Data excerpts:
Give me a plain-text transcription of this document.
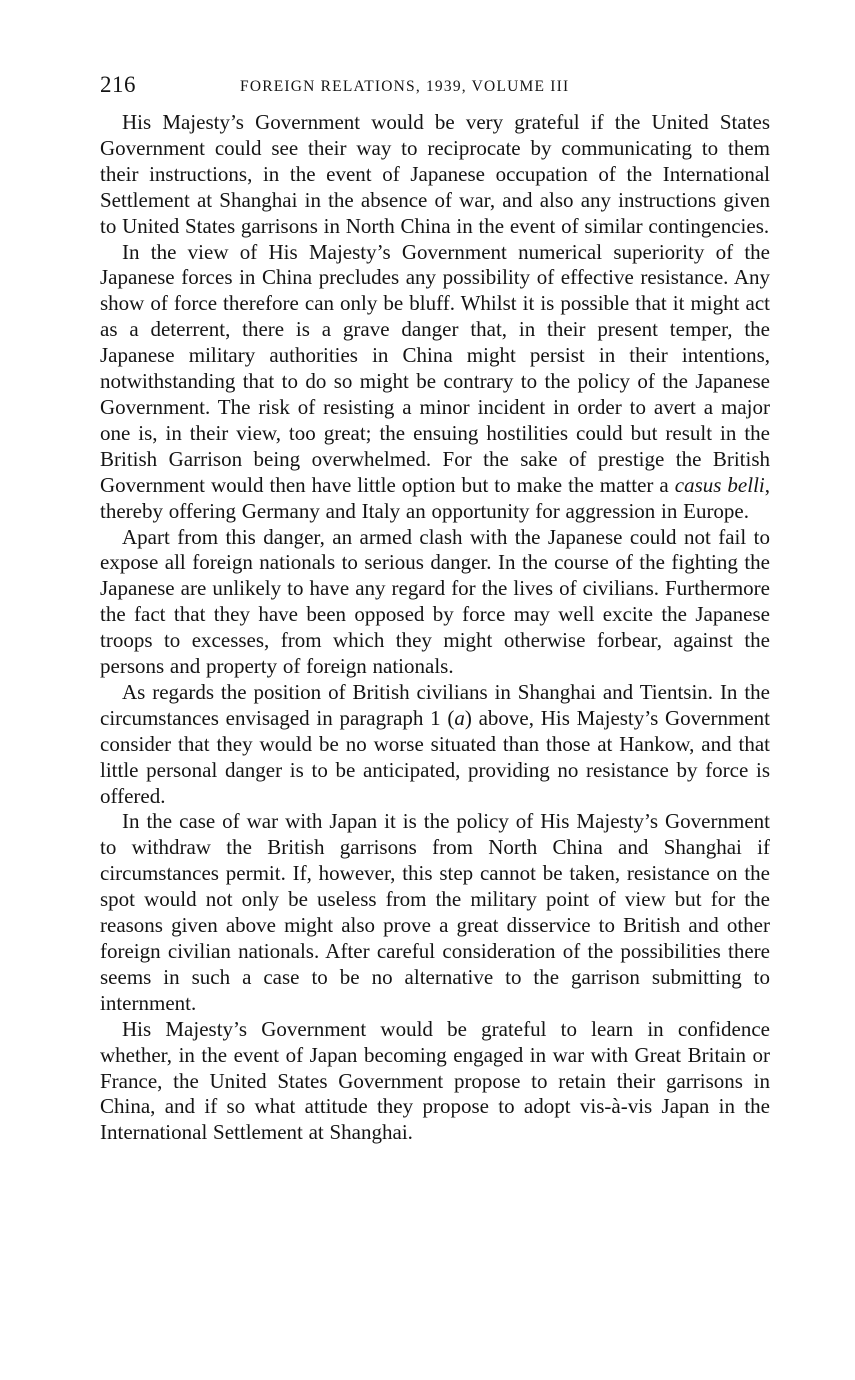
216	FOREIGN RELATIONS, 1939, VOLUME III

His Majesty’s Government would be very grateful if the United States Government could see their way to reciprocate by communicating to them their instructions, in the event of Japanese occupation of the International Settlement at Shanghai in the absence of war, and also any instructions given to United States garrisons in North China in the event of similar contingencies.

In the view of His Majesty’s Government numerical superiority of the Japanese forces in China precludes any possibility of effective resistance. Any show of force therefore can only be bluff. Whilst it is possible that it might act as a deterrent, there is a grave danger that, in their present temper, the Japanese military authorities in China might persist in their intentions, notwithstanding that to do so might be contrary to the policy of the Japanese Government. The risk of resisting a minor incident in order to avert a major one is, in their view, too great; the ensuing hostilities could but result in the British Garrison being overwhelmed. For the sake of prestige the British Government would then have little option but to make the matter a casus belli, thereby offering Germany and Italy an opportunity for aggression in Europe.

Apart from this danger, an armed clash with the Japanese could not fail to expose all foreign nationals to serious danger. In the course of the fighting the Japanese are unlikely to have any regard for the lives of civilians. Furthermore the fact that they have been opposed by force may well excite the Japanese troops to excesses, from which they might otherwise forbear, against the persons and property of foreign nationals.

As regards the position of British civilians in Shanghai and Tientsin. In the circumstances envisaged in paragraph 1 (a) above, His Majesty’s Government consider that they would be no worse situated than those at Hankow, and that little personal danger is to be anticipated, providing no resistance by force is offered.

In the case of war with Japan it is the policy of His Majesty’s Government to withdraw the British garrisons from North China and Shanghai if circumstances permit. If, however, this step cannot be taken, resistance on the spot would not only be useless from the military point of view but for the reasons given above might also prove a great disservice to British and other foreign civilian nationals. After careful consideration of the possibilities there seems in such a case to be no alternative to the garrison submitting to internment.

His Majesty’s Government would be grateful to learn in confidence whether, in the event of Japan becoming engaged in war with Great Britain or France, the United States Government propose to retain their garrisons in China, and if so what attitude they propose to adopt vis-à-vis Japan in the International Settlement at Shanghai.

Given problem: From the entries above, extract each line containing "grateful".

Result below:
His Majesty’s Government would be very grateful if the United States Government could see their way to reciprocate by communicating to them their instructions, in the event of Japanese occupation of the International Settlement at Shanghai in the absence of war, and also any instructions given to United States garrisons in North China in the event of similar contingencies.
His Majesty’s Government would be grateful to learn in confidence whether, in the event of Japan becoming engaged in war with Great Britain or France, the United States Government propose to retain their garrisons in China, and if so what attitude they propose to adopt vis-à-vis Japan in the International Settlement at Shanghai.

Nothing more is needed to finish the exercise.